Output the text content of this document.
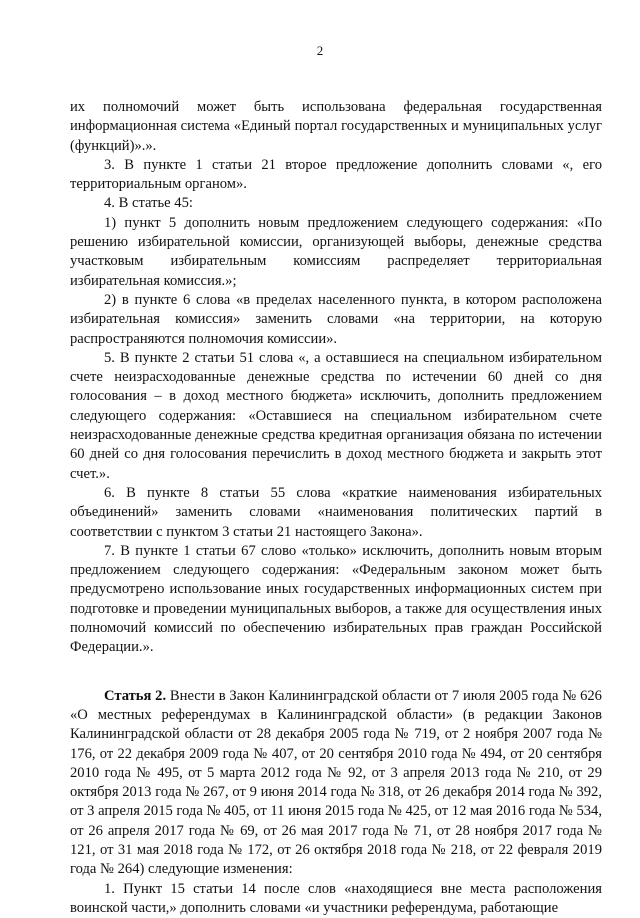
2

их полномочий может быть использована федеральная государственная информационная система «Единый портал государственных и муниципальных услуг (функций)».».

3. В пункте 1 статьи 21 второе предложение дополнить словами «, его территориальным органом».

4. В статье 45:

1) пункт 5 дополнить новым предложением следующего содержания: «По решению избирательной комиссии, организующей выборы, денежные средства участковым избирательным комиссиям распределяет территориальная избирательная комиссия.»;

2) в пункте 6 слова «в пределах населенного пункта, в котором расположена избирательная комиссия» заменить словами «на территории, на которую распространяются полномочия комиссии».

5. В пункте 2 статьи 51 слова «, а оставшиеся на специальном избирательном счете неизрасходованные денежные средства по истечении 60 дней со дня голосования – в доход местного бюджета» исключить, дополнить предложением следующего содержания: «Оставшиеся на специальном избирательном счете неизрасходованные денежные средства кредитная организация обязана по истечении 60 дней со дня голосования перечислить в доход местного бюджета и закрыть этот счет.».

6. В пункте 8 статьи 55 слова «краткие наименования избирательных объединений» заменить словами «наименования политических партий в соответствии с пунктом 3 статьи 21 настоящего Закона».

7. В пункте 1 статьи 67 слово «только» исключить, дополнить новым вторым предложением следующего содержания: «Федеральным законом может быть предусмотрено использование иных государственных информационных систем при подготовке и проведении муниципальных выборов, а также для осуществления иных полномочий комиссий по обеспечению избирательных прав граждан Российской Федерации.».

Статья 2. Внести в Закон Калининградской области от 7 июля 2005 года № 626 «О местных референдумах в Калининградской области» (в редакции Законов Калининградской области от 28 декабря 2005 года № 719, от 2 ноября 2007 года № 176, от 22 декабря 2009 года № 407, от 20 сентября 2010 года № 494, от 20 сентября 2010 года № 495, от 5 марта 2012 года № 92, от 3 апреля 2013 года № 210, от 29 октября 2013 года № 267, от 9 июня 2014 года № 318, от 26 декабря 2014 года № 392, от 3 апреля 2015 года № 405, от 11 июня 2015 года № 425, от 12 мая 2016 года № 534, от 26 апреля 2017 года № 69, от 26 мая 2017 года № 71, от 28 ноября 2017 года № 121, от 31 мая 2018 года № 172, от 26 октября 2018 года № 218, от 22 февраля 2019 года № 264) следующие изменения:

1. Пункт 15 статьи 14 после слов «находящиеся вне места расположения воинской части,» дополнить словами «и участники референдума, работающие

------------------------

* [EXERCISE TASK]: Reproduce each entry verbatim, excluding any embedded images.

* [FINISHED ANSWER]:
Output the text content of this document.
2

их полномочий может быть использована федеральная государственная информационная система «Единый портал государственных и муниципальных услуг (функций)».».

3. В пункте 1 статьи 21 второе предложение дополнить словами «, его территориальным органом».

4. В статье 45:

1) пункт 5 дополнить новым предложением следующего содержания: «По решению избирательной комиссии, организующей выборы, денежные средства участковым избирательным комиссиям распределяет территориальная избирательная комиссия.»;

2) в пункте 6 слова «в пределах населенного пункта, в котором расположена избирательная комиссия» заменить словами «на территории, на которую распространяются полномочия комиссии».

5. В пункте 2 статьи 51 слова «, а оставшиеся на специальном избирательном счете неизрасходованные денежные средства по истечении 60 дней со дня голосования – в доход местного бюджета» исключить, дополнить предложением следующего содержания: «Оставшиеся на специальном избирательном счете неизрасходованные денежные средства кредитная организация обязана по истечении 60 дней со дня голосования перечислить в доход местного бюджета и закрыть этот счет.».

6. В пункте 8 статьи 55 слова «краткие наименования избирательных объединений» заменить словами «наименования политических партий в соответствии с пунктом 3 статьи 21 настоящего Закона».

7. В пункте 1 статьи 67 слово «только» исключить, дополнить новым вторым предложением следующего содержания: «Федеральным законом может быть предусмотрено использование иных государственных информационных систем при подготовке и проведении муниципальных выборов, а также для осуществления иных полномочий комиссий по обеспечению избирательных прав граждан Российской Федерации.».

Статья 2. Внести в Закон Калининградской области от 7 июля 2005 года № 626 «О местных референдумах в Калининградской области» (в редакции Законов Калининградской области от 28 декабря 2005 года № 719, от 2 ноября 2007 года № 176, от 22 декабря 2009 года № 407, от 20 сентября 2010 года № 494, от 20 сентября 2010 года № 495, от 5 марта 2012 года № 92, от 3 апреля 2013 года № 210, от 29 октября 2013 года № 267, от 9 июня 2014 года № 318, от 26 декабря 2014 года № 392, от 3 апреля 2015 года № 405, от 11 июня 2015 года № 425, от 12 мая 2016 года № 534, от 26 апреля 2017 года № 69, от 26 мая 2017 года № 71, от 28 ноября 2017 года № 121, от 31 мая 2018 года № 172, от 26 октября 2018 года № 218, от 22 февраля 2019 года № 264) следующие изменения:

1. Пункт 15 статьи 14 после слов «находящиеся вне места расположения воинской части,» дополнить словами «и участники референдума, работающие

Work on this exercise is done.